• Required task: Work out how many lines of the material below mention the word "this"; reply with the number only.

** begin **

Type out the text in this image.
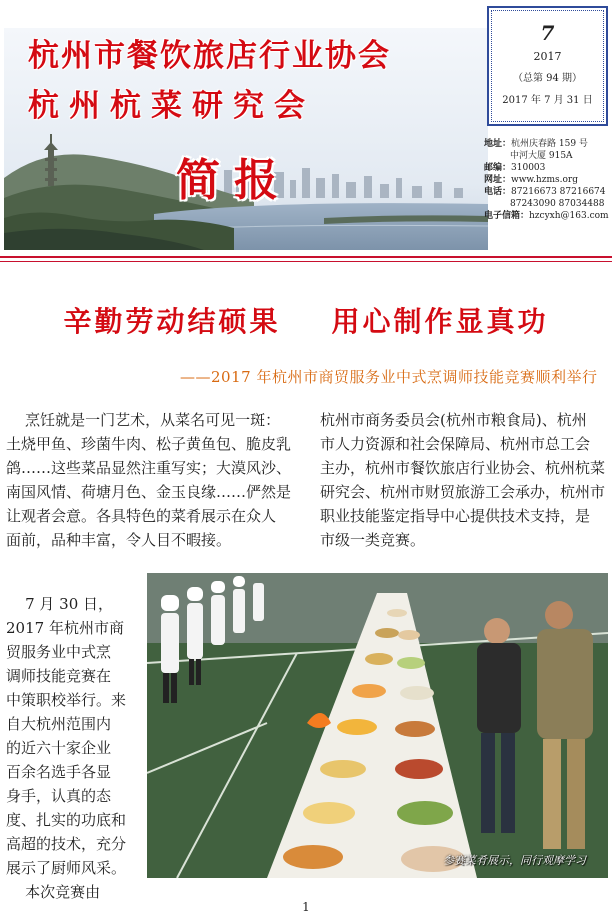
杭州市餐饮旅店行业协会
杭州杭菜研究会
简报
7
2017
（总第 94 期）
2017 年 7 月 31 日
地址：杭州庆春路 159 号
中河大厦 915A
邮编：310003
网址：www.hzms.org
电话：87216673 87216674
87243090 87034488
电子信箱：hzcyxh@163.com
辛勤劳动结硕果    用心制作显真功
——2017 年杭州市商贸服务业中式烹调师技能竞赛顺利举行
烹饪就是一门艺术，从菜名可见一斑：
土烧甲鱼、珍菌牛肉、松子黄鱼包、脆皮乳
鸽……这些菜品显然注重写实；大漠风沙、
南国风情、荷塘月色、金玉良缘……俨然是
让观者会意。各具特色的菜肴展示在众人
面前，品种丰富，令人目不暇接。
杭州市商务委员会(杭州市粮食局)、杭州
市人力资源和社会保障局、杭州市总工会
主办，杭州市餐饮旅店行业协会、杭州杭菜
研究会、杭州市财贸旅游工会承办，杭州市
职业技能鉴定指导中心提供技术支持，是
市级一类竞赛。
7 月 30 日，
2017 年杭州市商
贸服务业中式烹
调师技能竞赛在
中策职校举行。来
自大杭州范围内
的近六十家企业
百余名选手各显
身手，认真的态
度、扎实的功底和
高超的技术，充分
展示了厨师风采。
本次竞赛由
参赛菜肴展示，同行观摩学习
1
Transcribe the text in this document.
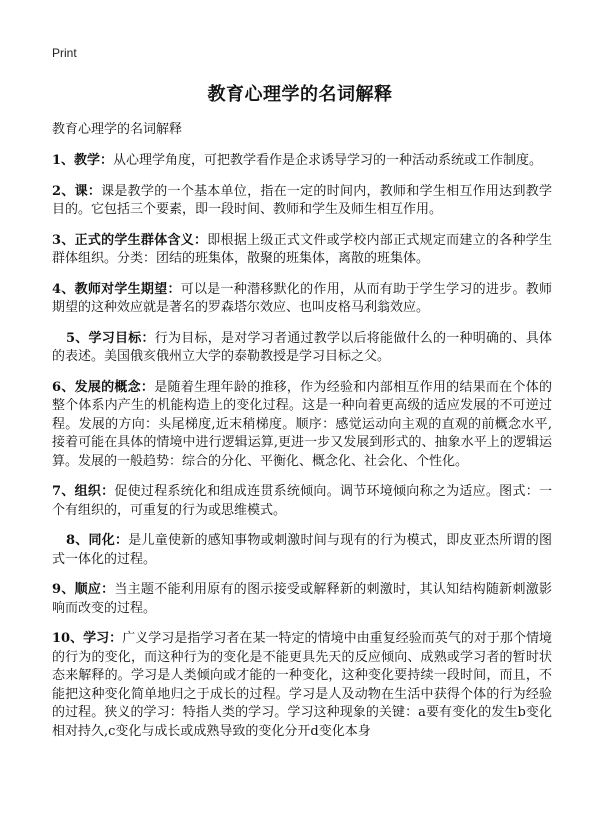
Print
教育心理学的名词解释

教育心理学的名词解释

1、教学：从心理学角度，可把教学看作是企求诱导学习的一种活动系统或工作制度。

2、课：课是教学的一个基本单位，指在一定的时间内，教师和学生相互作用达到教学目的。它包括三个要素，即一段时间、教师和学生及师生相互作用。

3、正式的学生群体含义：即根据上级正式文件或学校内部正式规定而建立的各种学生群体组织。分类：团结的班集体，散聚的班集体，离散的班集体。

4、教师对学生期望：可以是一种潜移默化的作用，从而有助于学生学习的进步。教师期望的这种效应就是著名的罗森塔尔效应、也叫皮格马利翁效应。

5、学习目标：行为目标，是对学习者通过教学以后将能做什么的一种明确的、具体的表述。美国俄亥俄州立大学的泰勒教授是学习目标之父。

6、发展的概念：是随着生理年龄的推移，作为经验和内部相互作用的结果而在个体的整个体系内产生的机能构造上的变化过程。这是一种向着更高级的适应发展的不可逆过程。发展的方向：头尾梯度,近末稍梯度。顺序：感觉运动向主观的直观的前概念水平,接着可能在具体的情境中进行逻辑运算,更进一步又发展到形式的、抽象水平上的逻辑运算。发展的一般趋势：综合的分化、平衡化、概念化、社会化、个性化。

7、组织：促使过程系统化和组成连贯系统倾向。调节环境倾向称之为适应。图式：一个有组织的，可重复的行为或思维模式。

8、同化：是儿童使新的感知事物或刺激时间与现有的行为模式，即皮亚杰所谓的图式一体化的过程。

9、顺应：当主题不能利用原有的图示接受或解释新的刺激时，其认知结构随新刺激影响而改变的过程。

10、学习：广义学习是指学习者在某一特定的情境中由重复经验而英气的对于那个情境的行为的变化，而这种行为的变化是不能更具先天的反应倾向、成熟或学习者的暂时状态来解释的。学习是人类倾向或才能的一种变化，这种变化要持续一段时间，而且，不能把这种变化简单地归之于成长的过程。学习是人及动物在生活中获得个体的行为经验的过程。狭义的学习：特指人类的学习。学习这种现象的关键：a要有变化的发生b变化相对持久,c变化与成长或成熟导致的变化分开d变化本身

** end **

• Response: 2